Your goal:
Below are records to transcribe exactly, without their pictures.

Records supplied:
— Start —
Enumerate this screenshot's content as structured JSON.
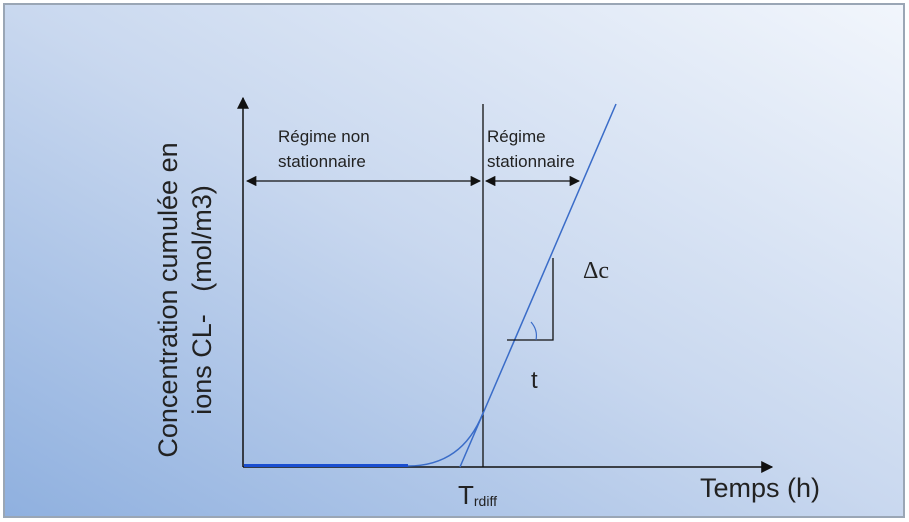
{
  "y_axis_label": [
    "Concentration cumulée en",
    "ions CL-   (mol/m3)"
  ],
  "x_axis_label": "Temps (h)",
  "regions": [
    {
      "lines": [
        "Régime non",
        "stationnaire"
      ]
    },
    {
      "lines": [
        "Régime",
        "stationnaire"
      ]
    }
  ],
  "slope": {
    "delta_c": "Δc",
    "t": "t"
  },
  "time_marker": {
    "label": "T",
    "subscript": "rdiff"
  }
}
— End —
Complete output:
Enumerate this screenshot's content as structured JSON.
{
  "y_axis_label": [
    "Concentration cumulée en",
    "ions CL-   (mol/m3)"
  ],
  "x_axis_label": "Temps (h)",
  "regions": [
    {
      "lines": [
        "Régime non",
        "stationnaire"
      ]
    },
    {
      "lines": [
        "Régime",
        "stationnaire"
      ]
    }
  ],
  "slope": {
    "delta_c": "Δc",
    "t": "t"
  },
  "time_marker": {
    "label": "T",
    "subscript": "rdiff"
  }
}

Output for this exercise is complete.